## PROBLEM DESCRIPTION
The entries below are to be written out again without alteration.

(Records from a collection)
↓
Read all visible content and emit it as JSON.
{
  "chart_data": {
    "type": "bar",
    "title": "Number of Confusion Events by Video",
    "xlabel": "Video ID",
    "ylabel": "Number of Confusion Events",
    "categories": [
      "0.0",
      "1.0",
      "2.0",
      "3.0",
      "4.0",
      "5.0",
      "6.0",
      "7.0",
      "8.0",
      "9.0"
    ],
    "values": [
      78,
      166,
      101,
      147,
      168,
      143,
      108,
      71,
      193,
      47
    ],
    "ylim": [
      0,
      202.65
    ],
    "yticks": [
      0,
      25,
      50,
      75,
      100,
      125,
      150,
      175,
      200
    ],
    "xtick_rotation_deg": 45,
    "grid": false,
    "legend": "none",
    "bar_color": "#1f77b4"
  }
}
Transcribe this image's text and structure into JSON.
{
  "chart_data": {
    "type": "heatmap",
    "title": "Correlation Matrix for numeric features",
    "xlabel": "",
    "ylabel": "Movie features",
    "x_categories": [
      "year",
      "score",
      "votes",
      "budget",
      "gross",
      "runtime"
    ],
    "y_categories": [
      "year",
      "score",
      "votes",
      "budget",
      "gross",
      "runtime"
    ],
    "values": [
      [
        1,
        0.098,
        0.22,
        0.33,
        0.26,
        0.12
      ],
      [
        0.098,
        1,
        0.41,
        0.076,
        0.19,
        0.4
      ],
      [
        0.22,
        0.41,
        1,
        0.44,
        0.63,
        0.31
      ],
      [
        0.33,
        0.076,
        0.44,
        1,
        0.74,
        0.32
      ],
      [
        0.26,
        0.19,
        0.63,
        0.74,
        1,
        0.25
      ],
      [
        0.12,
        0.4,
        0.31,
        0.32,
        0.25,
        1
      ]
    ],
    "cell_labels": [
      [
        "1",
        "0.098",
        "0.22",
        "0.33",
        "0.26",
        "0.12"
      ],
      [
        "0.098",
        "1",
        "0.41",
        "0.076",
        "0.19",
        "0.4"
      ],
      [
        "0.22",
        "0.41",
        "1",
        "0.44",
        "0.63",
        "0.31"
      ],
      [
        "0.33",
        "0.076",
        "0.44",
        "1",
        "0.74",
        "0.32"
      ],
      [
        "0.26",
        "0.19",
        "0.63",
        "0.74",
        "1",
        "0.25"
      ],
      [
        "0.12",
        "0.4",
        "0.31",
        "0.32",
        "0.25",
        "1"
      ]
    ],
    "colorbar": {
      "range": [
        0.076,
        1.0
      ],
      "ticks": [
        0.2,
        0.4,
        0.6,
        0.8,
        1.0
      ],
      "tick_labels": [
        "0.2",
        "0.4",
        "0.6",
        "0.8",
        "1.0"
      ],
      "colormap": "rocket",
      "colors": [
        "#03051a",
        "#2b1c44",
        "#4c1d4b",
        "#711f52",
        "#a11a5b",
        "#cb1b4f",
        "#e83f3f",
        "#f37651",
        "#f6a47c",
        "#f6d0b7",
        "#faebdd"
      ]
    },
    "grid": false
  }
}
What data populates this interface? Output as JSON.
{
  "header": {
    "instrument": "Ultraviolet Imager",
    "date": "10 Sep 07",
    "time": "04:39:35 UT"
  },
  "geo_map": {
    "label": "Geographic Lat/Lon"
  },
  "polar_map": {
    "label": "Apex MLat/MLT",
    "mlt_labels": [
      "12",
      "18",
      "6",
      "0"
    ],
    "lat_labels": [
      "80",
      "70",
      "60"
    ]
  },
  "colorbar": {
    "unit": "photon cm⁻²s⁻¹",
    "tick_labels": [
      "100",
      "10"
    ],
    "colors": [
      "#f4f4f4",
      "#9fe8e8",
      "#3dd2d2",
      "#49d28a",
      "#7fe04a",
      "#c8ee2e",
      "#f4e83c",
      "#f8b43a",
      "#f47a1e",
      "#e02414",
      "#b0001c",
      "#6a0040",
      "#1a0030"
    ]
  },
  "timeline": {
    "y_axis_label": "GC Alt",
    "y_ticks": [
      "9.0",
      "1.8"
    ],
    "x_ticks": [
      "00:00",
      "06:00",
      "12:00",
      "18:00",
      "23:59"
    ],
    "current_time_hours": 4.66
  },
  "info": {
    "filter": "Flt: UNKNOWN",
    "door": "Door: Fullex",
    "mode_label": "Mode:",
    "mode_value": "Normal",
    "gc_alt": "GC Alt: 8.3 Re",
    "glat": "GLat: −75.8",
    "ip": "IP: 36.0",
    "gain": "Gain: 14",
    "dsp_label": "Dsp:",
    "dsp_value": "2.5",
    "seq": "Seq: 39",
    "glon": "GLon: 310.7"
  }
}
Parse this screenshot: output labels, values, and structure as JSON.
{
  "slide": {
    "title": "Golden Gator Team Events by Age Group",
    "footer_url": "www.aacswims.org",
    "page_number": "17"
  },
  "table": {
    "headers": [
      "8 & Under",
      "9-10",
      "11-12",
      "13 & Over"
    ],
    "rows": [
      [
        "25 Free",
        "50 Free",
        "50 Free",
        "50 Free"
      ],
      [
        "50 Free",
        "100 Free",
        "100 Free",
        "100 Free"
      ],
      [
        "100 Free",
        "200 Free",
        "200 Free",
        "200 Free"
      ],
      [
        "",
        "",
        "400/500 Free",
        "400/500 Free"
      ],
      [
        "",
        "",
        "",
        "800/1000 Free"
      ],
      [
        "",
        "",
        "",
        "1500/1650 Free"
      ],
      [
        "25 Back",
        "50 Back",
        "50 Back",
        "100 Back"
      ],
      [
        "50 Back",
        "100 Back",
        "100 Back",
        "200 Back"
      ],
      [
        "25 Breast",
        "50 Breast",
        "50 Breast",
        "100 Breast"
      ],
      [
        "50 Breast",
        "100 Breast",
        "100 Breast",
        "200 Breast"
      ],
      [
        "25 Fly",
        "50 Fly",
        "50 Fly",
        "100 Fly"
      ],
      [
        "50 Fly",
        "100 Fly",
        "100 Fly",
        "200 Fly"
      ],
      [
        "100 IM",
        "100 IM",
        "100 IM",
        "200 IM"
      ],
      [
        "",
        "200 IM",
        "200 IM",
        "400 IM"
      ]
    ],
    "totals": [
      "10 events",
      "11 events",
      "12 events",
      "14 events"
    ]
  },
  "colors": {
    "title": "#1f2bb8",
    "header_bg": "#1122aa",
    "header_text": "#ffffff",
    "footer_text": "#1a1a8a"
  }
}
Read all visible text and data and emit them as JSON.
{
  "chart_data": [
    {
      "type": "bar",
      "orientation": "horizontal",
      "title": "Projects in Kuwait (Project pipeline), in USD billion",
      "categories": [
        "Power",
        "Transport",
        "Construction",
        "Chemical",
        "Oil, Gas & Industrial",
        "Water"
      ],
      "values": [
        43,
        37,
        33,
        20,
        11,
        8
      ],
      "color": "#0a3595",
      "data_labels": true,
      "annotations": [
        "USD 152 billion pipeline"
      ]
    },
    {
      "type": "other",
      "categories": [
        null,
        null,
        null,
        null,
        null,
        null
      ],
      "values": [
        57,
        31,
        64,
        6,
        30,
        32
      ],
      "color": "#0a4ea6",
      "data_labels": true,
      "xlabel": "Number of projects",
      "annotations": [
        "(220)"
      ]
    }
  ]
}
↑
## EXERCISE OUTPUT
Read all visible content and emit it as JSON.
{
  "chart_data": {
    "type": "bar",
    "title": "Number of Confusion Events by Video",
    "xlabel": "Video ID",
    "ylabel": "Number of Confusion Events",
    "categories": [
      "0.0",
      "1.0",
      "2.0",
      "3.0",
      "4.0",
      "5.0",
      "6.0",
      "7.0",
      "8.0",
      "9.0"
    ],
    "values": [
      78,
      166,
      101,
      147,
      168,
      143,
      108,
      71,
      193,
      47
    ],
    "ylim": [
      0,
      202.65
    ],
    "yticks": [
      0,
      25,
      50,
      75,
      100,
      125,
      150,
      175,
      200
    ],
    "xtick_rotation_deg": 45,
    "grid": false,
    "legend": "none",
    "bar_color": "#1f77b4"
  }
}
Transcribe this image's text and structure into JSON.
{
  "chart_data": {
    "type": "heatmap",
    "title": "Correlation Matrix for numeric features",
    "xlabel": "",
    "ylabel": "Movie features",
    "x_categories": [
      "year",
      "score",
      "votes",
      "budget",
      "gross",
      "runtime"
    ],
    "y_categories": [
      "year",
      "score",
      "votes",
      "budget",
      "gross",
      "runtime"
    ],
    "values": [
      [
        1,
        0.098,
        0.22,
        0.33,
        0.26,
        0.12
      ],
      [
        0.098,
        1,
        0.41,
        0.076,
        0.19,
        0.4
      ],
      [
        0.22,
        0.41,
        1,
        0.44,
        0.63,
        0.31
      ],
      [
        0.33,
        0.076,
        0.44,
        1,
        0.74,
        0.32
      ],
      [
        0.26,
        0.19,
        0.63,
        0.74,
        1,
        0.25
      ],
      [
        0.12,
        0.4,
        0.31,
        0.32,
        0.25,
        1
      ]
    ],
    "cell_labels": [
      [
        "1",
        "0.098",
        "0.22",
        "0.33",
        "0.26",
        "0.12"
      ],
      [
        "0.098",
        "1",
        "0.41",
        "0.076",
        "0.19",
        "0.4"
      ],
      [
        "0.22",
        "0.41",
        "1",
        "0.44",
        "0.63",
        "0.31"
      ],
      [
        "0.33",
        "0.076",
        "0.44",
        "1",
        "0.74",
        "0.32"
      ],
      [
        "0.26",
        "0.19",
        "0.63",
        "0.74",
        "1",
        "0.25"
      ],
      [
        "0.12",
        "0.4",
        "0.31",
        "0.32",
        "0.25",
        "1"
      ]
    ],
    "colorbar": {
      "range": [
        0.076,
        1.0
      ],
      "ticks": [
        0.2,
        0.4,
        0.6,
        0.8,
        1.0
      ],
      "tick_labels": [
        "0.2",
        "0.4",
        "0.6",
        "0.8",
        "1.0"
      ],
      "colormap": "rocket",
      "colors": [
        "#03051a",
        "#2b1c44",
        "#4c1d4b",
        "#711f52",
        "#a11a5b",
        "#cb1b4f",
        "#e83f3f",
        "#f37651",
        "#f6a47c",
        "#f6d0b7",
        "#faebdd"
      ]
    },
    "grid": false
  }
}
What data populates this interface? Output as JSON.
{
  "header": {
    "instrument": "Ultraviolet Imager",
    "date": "10 Sep 07",
    "time": "04:39:35 UT"
  },
  "geo_map": {
    "label": "Geographic Lat/Lon"
  },
  "polar_map": {
    "label": "Apex MLat/MLT",
    "mlt_labels": [
      "12",
      "18",
      "6",
      "0"
    ],
    "lat_labels": [
      "80",
      "70",
      "60"
    ]
  },
  "colorbar": {
    "unit": "photon cm⁻²s⁻¹",
    "tick_labels": [
      "100",
      "10"
    ],
    "colors": [
      "#f4f4f4",
      "#9fe8e8",
      "#3dd2d2",
      "#49d28a",
      "#7fe04a",
      "#c8ee2e",
      "#f4e83c",
      "#f8b43a",
      "#f47a1e",
      "#e02414",
      "#b0001c",
      "#6a0040",
      "#1a0030"
    ]
  },
  "timeline": {
    "y_axis_label": "GC Alt",
    "y_ticks": [
      "9.0",
      "1.8"
    ],
    "x_ticks": [
      "00:00",
      "06:00",
      "12:00",
      "18:00",
      "23:59"
    ],
    "current_time_hours": 4.66
  },
  "info": {
    "filter": "Flt: UNKNOWN",
    "door": "Door: Fullex",
    "mode_label": "Mode:",
    "mode_value": "Normal",
    "gc_alt": "GC Alt: 8.3 Re",
    "glat": "GLat: −75.8",
    "ip": "IP: 36.0",
    "gain": "Gain: 14",
    "dsp_label": "Dsp:",
    "dsp_value": "2.5",
    "seq": "Seq: 39",
    "glon": "GLon: 310.7"
  }
}
Parse this screenshot: output labels, values, and structure as JSON.
{
  "slide": {
    "title": "Golden Gator Team Events by Age Group",
    "footer_url": "www.aacswims.org",
    "page_number": "17"
  },
  "table": {
    "headers": [
      "8 & Under",
      "9-10",
      "11-12",
      "13 & Over"
    ],
    "rows": [
      [
        "25 Free",
        "50 Free",
        "50 Free",
        "50 Free"
      ],
      [
        "50 Free",
        "100 Free",
        "100 Free",
        "100 Free"
      ],
      [
        "100 Free",
        "200 Free",
        "200 Free",
        "200 Free"
      ],
      [
        "",
        "",
        "400/500 Free",
        "400/500 Free"
      ],
      [
        "",
        "",
        "",
        "800/1000 Free"
      ],
      [
        "",
        "",
        "",
        "1500/1650 Free"
      ],
      [
        "25 Back",
        "50 Back",
        "50 Back",
        "100 Back"
      ],
      [
        "50 Back",
        "100 Back",
        "100 Back",
        "200 Back"
      ],
      [
        "25 Breast",
        "50 Breast",
        "50 Breast",
        "100 Breast"
      ],
      [
        "50 Breast",
        "100 Breast",
        "100 Breast",
        "200 Breast"
      ],
      [
        "25 Fly",
        "50 Fly",
        "50 Fly",
        "100 Fly"
      ],
      [
        "50 Fly",
        "100 Fly",
        "100 Fly",
        "200 Fly"
      ],
      [
        "100 IM",
        "100 IM",
        "100 IM",
        "200 IM"
      ],
      [
        "",
        "200 IM",
        "200 IM",
        "400 IM"
      ]
    ],
    "totals": [
      "10 events",
      "11 events",
      "12 events",
      "14 events"
    ]
  },
  "colors": {
    "title": "#1f2bb8",
    "header_bg": "#1122aa",
    "header_text": "#ffffff",
    "footer_text": "#1a1a8a"
  }
}
Read all visible text and data and emit them as JSON.
{
  "chart_data": [
    {
      "type": "bar",
      "orientation": "horizontal",
      "title": "Projects in Kuwait (Project pipeline), in USD billion",
      "categories": [
        "Power",
        "Transport",
        "Construction",
        "Chemical",
        "Oil, Gas & Industrial",
        "Water"
      ],
      "values": [
        43,
        37,
        33,
        20,
        11,
        8
      ],
      "color": "#0a3595",
      "data_labels": true,
      "annotations": [
        "USD 152 billion pipeline"
      ]
    },
    {
      "type": "other",
      "categories": [
        null,
        null,
        null,
        null,
        null,
        null
      ],
      "values": [
        57,
        31,
        64,
        6,
        30,
        32
      ],
      "color": "#0a4ea6",
      "data_labels": true,
      "xlabel": "Number of projects",
      "annotations": [
        "(220)"
      ]
    }
  ]
}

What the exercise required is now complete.